Extracted data entries
★ ★ ★ ★ ★ ★ ★

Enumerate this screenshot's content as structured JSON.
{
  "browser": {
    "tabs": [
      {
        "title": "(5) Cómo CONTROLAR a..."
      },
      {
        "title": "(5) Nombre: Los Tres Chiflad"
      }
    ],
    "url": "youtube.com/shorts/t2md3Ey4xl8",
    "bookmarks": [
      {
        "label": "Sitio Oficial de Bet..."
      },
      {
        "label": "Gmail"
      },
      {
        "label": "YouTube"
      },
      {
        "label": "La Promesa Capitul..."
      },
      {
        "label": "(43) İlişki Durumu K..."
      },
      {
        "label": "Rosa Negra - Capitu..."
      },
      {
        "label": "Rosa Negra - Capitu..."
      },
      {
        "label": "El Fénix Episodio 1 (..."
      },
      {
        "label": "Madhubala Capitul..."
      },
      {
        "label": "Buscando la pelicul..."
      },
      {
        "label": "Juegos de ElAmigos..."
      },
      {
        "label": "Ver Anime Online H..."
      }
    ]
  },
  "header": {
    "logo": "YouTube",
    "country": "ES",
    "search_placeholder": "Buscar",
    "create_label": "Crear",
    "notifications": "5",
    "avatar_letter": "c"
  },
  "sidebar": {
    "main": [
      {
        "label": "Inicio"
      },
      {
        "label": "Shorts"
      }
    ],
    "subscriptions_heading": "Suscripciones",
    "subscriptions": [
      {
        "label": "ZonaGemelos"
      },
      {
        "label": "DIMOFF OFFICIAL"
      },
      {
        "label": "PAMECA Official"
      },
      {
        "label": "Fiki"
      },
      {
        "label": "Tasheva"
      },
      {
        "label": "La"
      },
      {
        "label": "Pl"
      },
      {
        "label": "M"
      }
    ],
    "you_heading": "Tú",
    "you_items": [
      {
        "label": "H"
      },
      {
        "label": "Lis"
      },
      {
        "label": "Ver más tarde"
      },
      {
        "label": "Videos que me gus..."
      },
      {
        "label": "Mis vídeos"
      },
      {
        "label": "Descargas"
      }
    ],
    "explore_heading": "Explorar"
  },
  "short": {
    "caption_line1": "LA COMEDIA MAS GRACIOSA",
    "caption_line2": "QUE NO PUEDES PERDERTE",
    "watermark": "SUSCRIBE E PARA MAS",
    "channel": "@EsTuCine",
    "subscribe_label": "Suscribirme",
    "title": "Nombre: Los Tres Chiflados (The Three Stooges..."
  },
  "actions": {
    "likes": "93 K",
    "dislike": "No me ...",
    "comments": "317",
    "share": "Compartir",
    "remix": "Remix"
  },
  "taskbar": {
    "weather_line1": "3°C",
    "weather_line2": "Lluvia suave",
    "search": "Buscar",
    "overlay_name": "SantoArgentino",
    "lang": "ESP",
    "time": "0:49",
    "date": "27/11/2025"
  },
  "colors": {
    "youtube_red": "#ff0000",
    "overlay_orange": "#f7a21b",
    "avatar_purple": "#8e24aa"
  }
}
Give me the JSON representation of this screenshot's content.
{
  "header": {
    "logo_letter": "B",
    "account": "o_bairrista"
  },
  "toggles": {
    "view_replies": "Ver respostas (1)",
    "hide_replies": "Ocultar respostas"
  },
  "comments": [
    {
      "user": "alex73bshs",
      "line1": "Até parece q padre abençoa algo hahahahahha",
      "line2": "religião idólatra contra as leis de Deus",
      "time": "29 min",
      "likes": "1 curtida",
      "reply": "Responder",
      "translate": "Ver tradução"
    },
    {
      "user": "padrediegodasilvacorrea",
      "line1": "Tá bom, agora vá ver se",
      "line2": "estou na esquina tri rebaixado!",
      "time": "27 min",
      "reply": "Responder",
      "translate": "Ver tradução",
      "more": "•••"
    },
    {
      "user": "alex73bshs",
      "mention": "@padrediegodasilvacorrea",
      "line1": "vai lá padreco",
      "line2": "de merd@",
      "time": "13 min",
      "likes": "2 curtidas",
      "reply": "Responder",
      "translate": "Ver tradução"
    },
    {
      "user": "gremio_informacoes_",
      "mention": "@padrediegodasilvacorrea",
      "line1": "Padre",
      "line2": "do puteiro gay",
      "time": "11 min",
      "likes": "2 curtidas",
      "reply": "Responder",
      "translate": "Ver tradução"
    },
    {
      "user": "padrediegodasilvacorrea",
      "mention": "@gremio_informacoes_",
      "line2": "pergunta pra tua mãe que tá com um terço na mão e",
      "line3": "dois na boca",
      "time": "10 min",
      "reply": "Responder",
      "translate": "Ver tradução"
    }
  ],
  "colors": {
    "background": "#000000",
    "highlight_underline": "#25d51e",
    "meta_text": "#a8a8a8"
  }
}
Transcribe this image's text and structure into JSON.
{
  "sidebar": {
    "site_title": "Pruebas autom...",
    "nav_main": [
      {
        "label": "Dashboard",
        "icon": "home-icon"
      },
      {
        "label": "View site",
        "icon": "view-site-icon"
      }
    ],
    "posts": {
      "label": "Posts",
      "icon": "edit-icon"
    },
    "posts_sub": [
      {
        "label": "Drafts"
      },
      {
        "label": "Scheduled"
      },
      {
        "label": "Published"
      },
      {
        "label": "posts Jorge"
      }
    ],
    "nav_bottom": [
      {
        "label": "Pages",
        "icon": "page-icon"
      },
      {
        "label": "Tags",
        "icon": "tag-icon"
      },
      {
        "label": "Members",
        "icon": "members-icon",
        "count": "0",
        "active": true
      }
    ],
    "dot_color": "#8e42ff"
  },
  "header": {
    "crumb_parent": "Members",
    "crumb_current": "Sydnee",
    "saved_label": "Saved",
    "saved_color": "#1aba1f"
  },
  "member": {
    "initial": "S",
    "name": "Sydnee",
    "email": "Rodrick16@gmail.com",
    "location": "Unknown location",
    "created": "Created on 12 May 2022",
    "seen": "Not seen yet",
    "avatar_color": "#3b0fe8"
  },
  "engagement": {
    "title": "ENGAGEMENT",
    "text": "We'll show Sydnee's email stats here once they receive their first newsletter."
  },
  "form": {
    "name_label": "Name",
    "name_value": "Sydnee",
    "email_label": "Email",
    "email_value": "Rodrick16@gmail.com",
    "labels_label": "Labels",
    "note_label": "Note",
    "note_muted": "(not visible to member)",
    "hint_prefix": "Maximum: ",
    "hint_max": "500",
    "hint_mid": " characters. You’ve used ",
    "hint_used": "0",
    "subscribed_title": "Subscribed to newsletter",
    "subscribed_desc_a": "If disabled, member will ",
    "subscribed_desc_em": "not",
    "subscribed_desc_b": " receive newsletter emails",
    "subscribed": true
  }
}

★ ★ ★ ★ ★ ★ ★

WHAT THIS TASK INVOLVES
Set down the listing above in full, please, exactly as it appears.

TASK SOLUTION
Enumerate this screenshot's content as structured JSON.
{
  "browser": {
    "tabs": [
      {
        "title": "(5) Cómo CONTROLAR a..."
      },
      {
        "title": "(5) Nombre: Los Tres Chiflad"
      }
    ],
    "url": "youtube.com/shorts/t2md3Ey4xl8",
    "bookmarks": [
      {
        "label": "Sitio Oficial de Bet..."
      },
      {
        "label": "Gmail"
      },
      {
        "label": "YouTube"
      },
      {
        "label": "La Promesa Capitul..."
      },
      {
        "label": "(43) İlişki Durumu K..."
      },
      {
        "label": "Rosa Negra - Capitu..."
      },
      {
        "label": "Rosa Negra - Capitu..."
      },
      {
        "label": "El Fénix Episodio 1 (..."
      },
      {
        "label": "Madhubala Capitul..."
      },
      {
        "label": "Buscando la pelicul..."
      },
      {
        "label": "Juegos de ElAmigos..."
      },
      {
        "label": "Ver Anime Online H..."
      }
    ]
  },
  "header": {
    "logo": "YouTube",
    "country": "ES",
    "search_placeholder": "Buscar",
    "create_label": "Crear",
    "notifications": "5",
    "avatar_letter": "c"
  },
  "sidebar": {
    "main": [
      {
        "label": "Inicio"
      },
      {
        "label": "Shorts"
      }
    ],
    "subscriptions_heading": "Suscripciones",
    "subscriptions": [
      {
        "label": "ZonaGemelos"
      },
      {
        "label": "DIMOFF OFFICIAL"
      },
      {
        "label": "PAMECA Official"
      },
      {
        "label": "Fiki"
      },
      {
        "label": "Tasheva"
      },
      {
        "label": "La"
      },
      {
        "label": "Pl"
      },
      {
        "label": "M"
      }
    ],
    "you_heading": "Tú",
    "you_items": [
      {
        "label": "H"
      },
      {
        "label": "Lis"
      },
      {
        "label": "Ver más tarde"
      },
      {
        "label": "Videos que me gus..."
      },
      {
        "label": "Mis vídeos"
      },
      {
        "label": "Descargas"
      }
    ],
    "explore_heading": "Explorar"
  },
  "short": {
    "caption_line1": "LA COMEDIA MAS GRACIOSA",
    "caption_line2": "QUE NO PUEDES PERDERTE",
    "watermark": "SUSCRIBE E PARA MAS",
    "channel": "@EsTuCine",
    "subscribe_label": "Suscribirme",
    "title": "Nombre: Los Tres Chiflados (The Three Stooges..."
  },
  "actions": {
    "likes": "93 K",
    "dislike": "No me ...",
    "comments": "317",
    "share": "Compartir",
    "remix": "Remix"
  },
  "taskbar": {
    "weather_line1": "3°C",
    "weather_line2": "Lluvia suave",
    "search": "Buscar",
    "overlay_name": "SantoArgentino",
    "lang": "ESP",
    "time": "0:49",
    "date": "27/11/2025"
  },
  "colors": {
    "youtube_red": "#ff0000",
    "overlay_orange": "#f7a21b",
    "avatar_purple": "#8e24aa"
  }
}
Give me the JSON representation of this screenshot's content.
{
  "header": {
    "logo_letter": "B",
    "account": "o_bairrista"
  },
  "toggles": {
    "view_replies": "Ver respostas (1)",
    "hide_replies": "Ocultar respostas"
  },
  "comments": [
    {
      "user": "alex73bshs",
      "line1": "Até parece q padre abençoa algo hahahahahha",
      "line2": "religião idólatra contra as leis de Deus",
      "time": "29 min",
      "likes": "1 curtida",
      "reply": "Responder",
      "translate": "Ver tradução"
    },
    {
      "user": "padrediegodasilvacorrea",
      "line1": "Tá bom, agora vá ver se",
      "line2": "estou na esquina tri rebaixado!",
      "time": "27 min",
      "reply": "Responder",
      "translate": "Ver tradução",
      "more": "•••"
    },
    {
      "user": "alex73bshs",
      "mention": "@padrediegodasilvacorrea",
      "line1": "vai lá padreco",
      "line2": "de merd@",
      "time": "13 min",
      "likes": "2 curtidas",
      "reply": "Responder",
      "translate": "Ver tradução"
    },
    {
      "user": "gremio_informacoes_",
      "mention": "@padrediegodasilvacorrea",
      "line1": "Padre",
      "line2": "do puteiro gay",
      "time": "11 min",
      "likes": "2 curtidas",
      "reply": "Responder",
      "translate": "Ver tradução"
    },
    {
      "user": "padrediegodasilvacorrea",
      "mention": "@gremio_informacoes_",
      "line2": "pergunta pra tua mãe que tá com um terço na mão e",
      "line3": "dois na boca",
      "time": "10 min",
      "reply": "Responder",
      "translate": "Ver tradução"
    }
  ],
  "colors": {
    "background": "#000000",
    "highlight_underline": "#25d51e",
    "meta_text": "#a8a8a8"
  }
}
Transcribe this image's text and structure into JSON.
{
  "sidebar": {
    "site_title": "Pruebas autom...",
    "nav_main": [
      {
        "label": "Dashboard",
        "icon": "home-icon"
      },
      {
        "label": "View site",
        "icon": "view-site-icon"
      }
    ],
    "posts": {
      "label": "Posts",
      "icon": "edit-icon"
    },
    "posts_sub": [
      {
        "label": "Drafts"
      },
      {
        "label": "Scheduled"
      },
      {
        "label": "Published"
      },
      {
        "label": "posts Jorge"
      }
    ],
    "nav_bottom": [
      {
        "label": "Pages",
        "icon": "page-icon"
      },
      {
        "label": "Tags",
        "icon": "tag-icon"
      },
      {
        "label": "Members",
        "icon": "members-icon",
        "count": "0",
        "active": true
      }
    ],
    "dot_color": "#8e42ff"
  },
  "header": {
    "crumb_parent": "Members",
    "crumb_current": "Sydnee",
    "saved_label": "Saved",
    "saved_color": "#1aba1f"
  },
  "member": {
    "initial": "S",
    "name": "Sydnee",
    "email": "Rodrick16@gmail.com",
    "location": "Unknown location",
    "created": "Created on 12 May 2022",
    "seen": "Not seen yet",
    "avatar_color": "#3b0fe8"
  },
  "engagement": {
    "title": "ENGAGEMENT",
    "text": "We'll show Sydnee's email stats here once they receive their first newsletter."
  },
  "form": {
    "name_label": "Name",
    "name_value": "Sydnee",
    "email_label": "Email",
    "email_value": "Rodrick16@gmail.com",
    "labels_label": "Labels",
    "note_label": "Note",
    "note_muted": "(not visible to member)",
    "hint_prefix": "Maximum: ",
    "hint_max": "500",
    "hint_mid": " characters. You’ve used ",
    "hint_used": "0",
    "subscribed_title": "Subscribed to newsletter",
    "subscribed_desc_a": "If disabled, member will ",
    "subscribed_desc_em": "not",
    "subscribed_desc_b": " receive newsletter emails",
    "subscribed": true
  }
}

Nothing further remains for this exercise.